Search the listing below for the string "this" and show each line that contains it.

[start Task input]

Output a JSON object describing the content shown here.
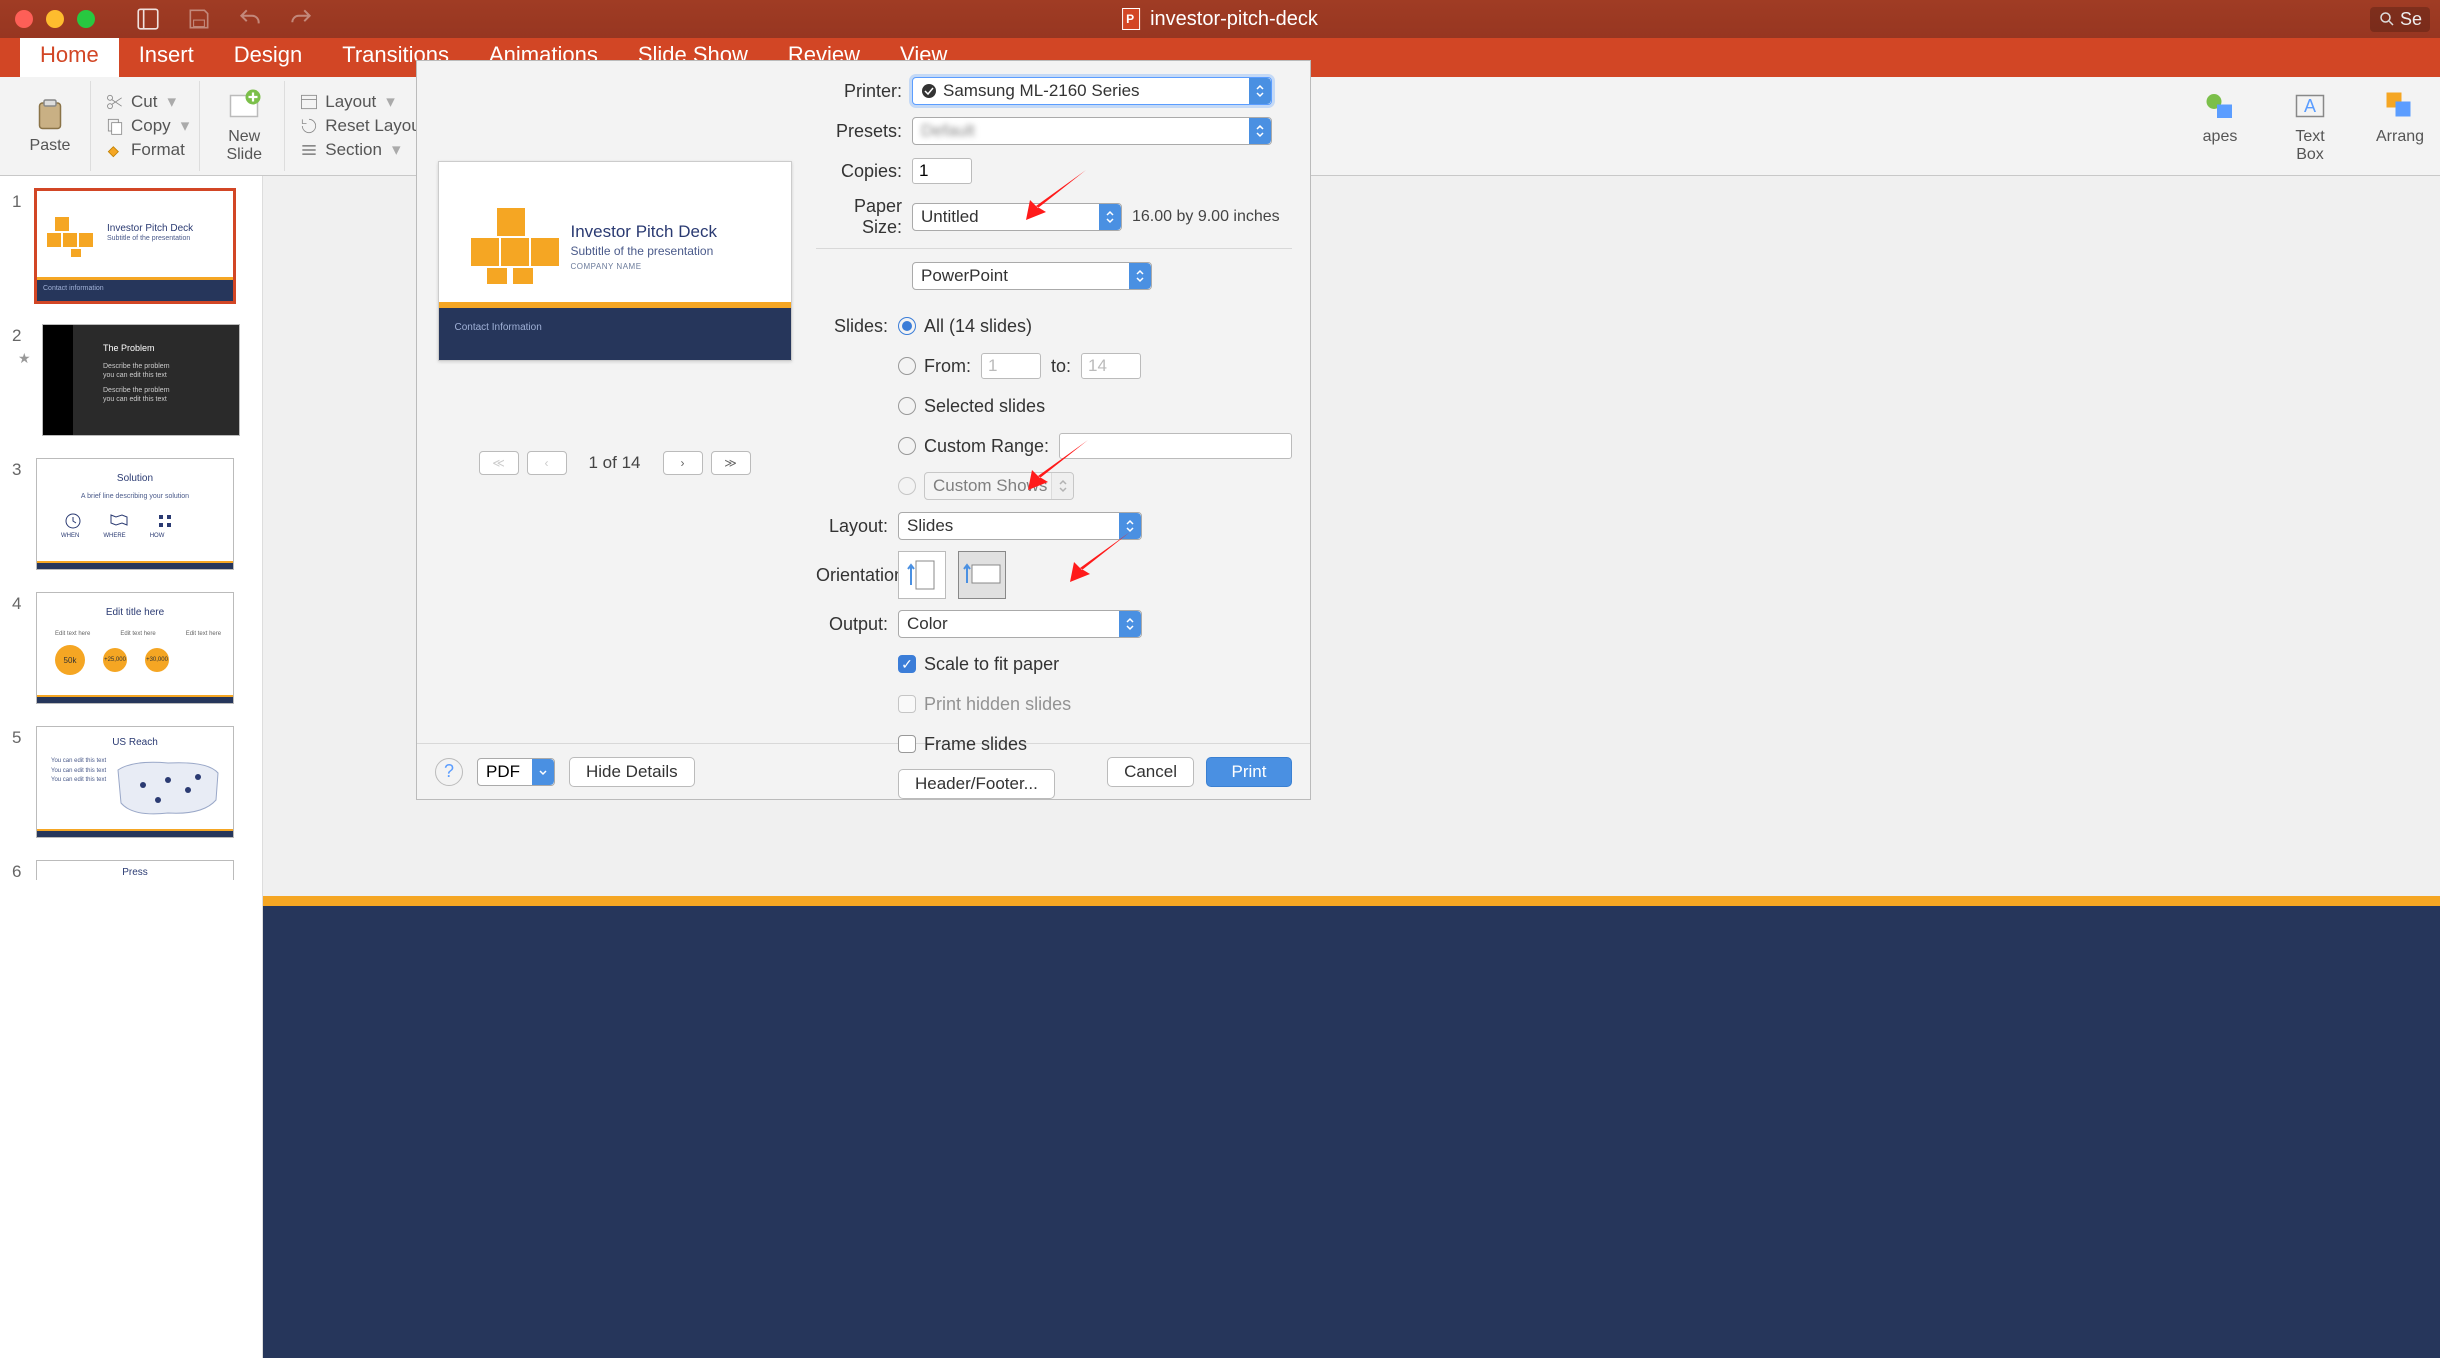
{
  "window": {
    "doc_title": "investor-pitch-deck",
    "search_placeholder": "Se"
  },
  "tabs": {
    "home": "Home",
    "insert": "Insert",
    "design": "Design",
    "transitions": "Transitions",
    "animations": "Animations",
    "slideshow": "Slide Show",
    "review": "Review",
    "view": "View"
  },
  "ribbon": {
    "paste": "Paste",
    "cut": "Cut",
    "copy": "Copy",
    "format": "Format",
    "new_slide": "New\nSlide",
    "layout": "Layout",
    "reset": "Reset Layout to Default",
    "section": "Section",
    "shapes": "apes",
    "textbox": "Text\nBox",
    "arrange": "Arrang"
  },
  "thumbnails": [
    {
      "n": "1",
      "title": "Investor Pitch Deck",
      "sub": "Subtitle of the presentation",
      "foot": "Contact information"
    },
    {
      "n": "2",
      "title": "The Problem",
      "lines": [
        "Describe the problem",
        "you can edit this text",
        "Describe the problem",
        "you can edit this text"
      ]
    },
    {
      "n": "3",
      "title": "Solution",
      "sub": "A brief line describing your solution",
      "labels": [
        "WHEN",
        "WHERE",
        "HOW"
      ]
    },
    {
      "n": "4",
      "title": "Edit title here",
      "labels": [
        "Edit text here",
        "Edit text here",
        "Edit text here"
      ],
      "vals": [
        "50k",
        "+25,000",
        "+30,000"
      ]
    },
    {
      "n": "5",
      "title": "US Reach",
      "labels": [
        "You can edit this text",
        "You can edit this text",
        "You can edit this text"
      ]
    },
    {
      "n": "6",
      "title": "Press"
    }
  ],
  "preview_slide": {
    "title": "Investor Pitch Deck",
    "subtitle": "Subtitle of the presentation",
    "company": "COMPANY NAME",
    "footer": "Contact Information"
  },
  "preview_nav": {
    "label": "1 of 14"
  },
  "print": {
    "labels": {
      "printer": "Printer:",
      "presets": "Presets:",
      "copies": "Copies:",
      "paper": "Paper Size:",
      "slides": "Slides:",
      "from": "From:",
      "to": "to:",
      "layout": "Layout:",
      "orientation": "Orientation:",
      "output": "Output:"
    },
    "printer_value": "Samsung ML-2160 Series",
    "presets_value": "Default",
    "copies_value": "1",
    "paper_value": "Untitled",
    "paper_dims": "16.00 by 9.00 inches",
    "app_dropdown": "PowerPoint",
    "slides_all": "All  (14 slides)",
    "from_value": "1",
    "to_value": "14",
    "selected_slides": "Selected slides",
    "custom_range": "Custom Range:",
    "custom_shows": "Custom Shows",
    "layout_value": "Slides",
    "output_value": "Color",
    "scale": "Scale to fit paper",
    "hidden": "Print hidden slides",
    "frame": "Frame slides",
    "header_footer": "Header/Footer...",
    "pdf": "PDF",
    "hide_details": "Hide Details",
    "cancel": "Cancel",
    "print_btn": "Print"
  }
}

[end Task input]
[start Task input]

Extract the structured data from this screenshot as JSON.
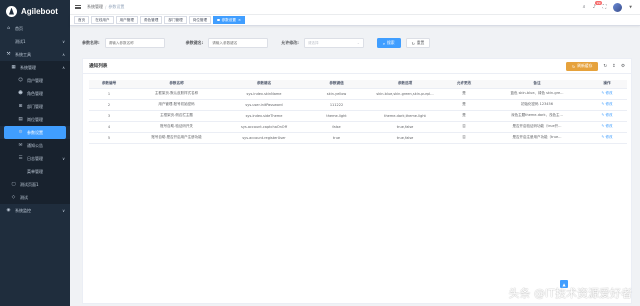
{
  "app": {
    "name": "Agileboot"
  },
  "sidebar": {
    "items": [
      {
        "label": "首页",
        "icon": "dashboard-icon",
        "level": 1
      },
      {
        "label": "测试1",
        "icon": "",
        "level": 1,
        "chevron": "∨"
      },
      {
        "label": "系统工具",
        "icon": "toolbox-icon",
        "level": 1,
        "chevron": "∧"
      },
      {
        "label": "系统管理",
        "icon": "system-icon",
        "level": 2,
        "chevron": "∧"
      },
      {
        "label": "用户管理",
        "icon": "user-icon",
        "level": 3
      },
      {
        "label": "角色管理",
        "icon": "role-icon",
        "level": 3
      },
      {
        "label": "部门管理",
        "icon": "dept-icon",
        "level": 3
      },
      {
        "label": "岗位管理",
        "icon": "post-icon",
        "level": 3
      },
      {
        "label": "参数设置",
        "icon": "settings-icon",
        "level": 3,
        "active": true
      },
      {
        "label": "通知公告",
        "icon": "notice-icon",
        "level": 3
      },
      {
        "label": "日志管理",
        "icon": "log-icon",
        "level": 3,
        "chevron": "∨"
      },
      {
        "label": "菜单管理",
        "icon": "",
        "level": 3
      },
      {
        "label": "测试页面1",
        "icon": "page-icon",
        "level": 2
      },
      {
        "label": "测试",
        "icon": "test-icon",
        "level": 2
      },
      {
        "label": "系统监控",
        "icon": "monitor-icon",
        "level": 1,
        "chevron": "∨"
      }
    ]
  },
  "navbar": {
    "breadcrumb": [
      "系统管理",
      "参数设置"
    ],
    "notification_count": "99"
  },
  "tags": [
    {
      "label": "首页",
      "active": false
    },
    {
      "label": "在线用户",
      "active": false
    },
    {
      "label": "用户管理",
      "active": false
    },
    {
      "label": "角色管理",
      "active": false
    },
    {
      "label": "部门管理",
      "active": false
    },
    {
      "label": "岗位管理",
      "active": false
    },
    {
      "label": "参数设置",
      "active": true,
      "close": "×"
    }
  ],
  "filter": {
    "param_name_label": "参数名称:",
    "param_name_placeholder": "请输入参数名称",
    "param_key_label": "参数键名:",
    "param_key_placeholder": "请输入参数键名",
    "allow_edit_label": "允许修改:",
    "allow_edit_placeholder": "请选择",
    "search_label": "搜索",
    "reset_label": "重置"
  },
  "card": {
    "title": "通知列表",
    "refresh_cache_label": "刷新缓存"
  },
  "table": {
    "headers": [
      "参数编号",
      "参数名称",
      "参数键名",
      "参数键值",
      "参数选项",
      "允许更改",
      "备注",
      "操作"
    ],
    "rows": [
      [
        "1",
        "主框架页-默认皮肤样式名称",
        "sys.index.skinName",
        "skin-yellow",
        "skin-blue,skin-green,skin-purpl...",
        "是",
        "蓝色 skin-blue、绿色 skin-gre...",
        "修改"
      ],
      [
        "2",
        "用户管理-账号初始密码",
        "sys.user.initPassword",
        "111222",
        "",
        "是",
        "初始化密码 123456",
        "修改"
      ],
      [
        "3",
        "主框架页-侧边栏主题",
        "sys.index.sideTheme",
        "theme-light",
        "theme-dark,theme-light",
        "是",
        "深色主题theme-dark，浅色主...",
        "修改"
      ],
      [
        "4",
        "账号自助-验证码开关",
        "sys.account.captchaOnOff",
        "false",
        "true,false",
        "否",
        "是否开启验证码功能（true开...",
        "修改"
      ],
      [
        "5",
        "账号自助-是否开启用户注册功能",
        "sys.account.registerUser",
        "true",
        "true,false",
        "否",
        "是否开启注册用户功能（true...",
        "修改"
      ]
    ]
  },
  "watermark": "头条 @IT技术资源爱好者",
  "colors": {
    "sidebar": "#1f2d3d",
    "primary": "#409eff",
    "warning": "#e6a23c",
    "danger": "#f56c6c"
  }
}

[end Task input]

(Exercise solution)
        "you can edit this text",
        "you can edit this text"
        "You can edit this text",
        "You can edit this text",
        "You can edit this text"
Extract the structured data from this screenshot as JSON.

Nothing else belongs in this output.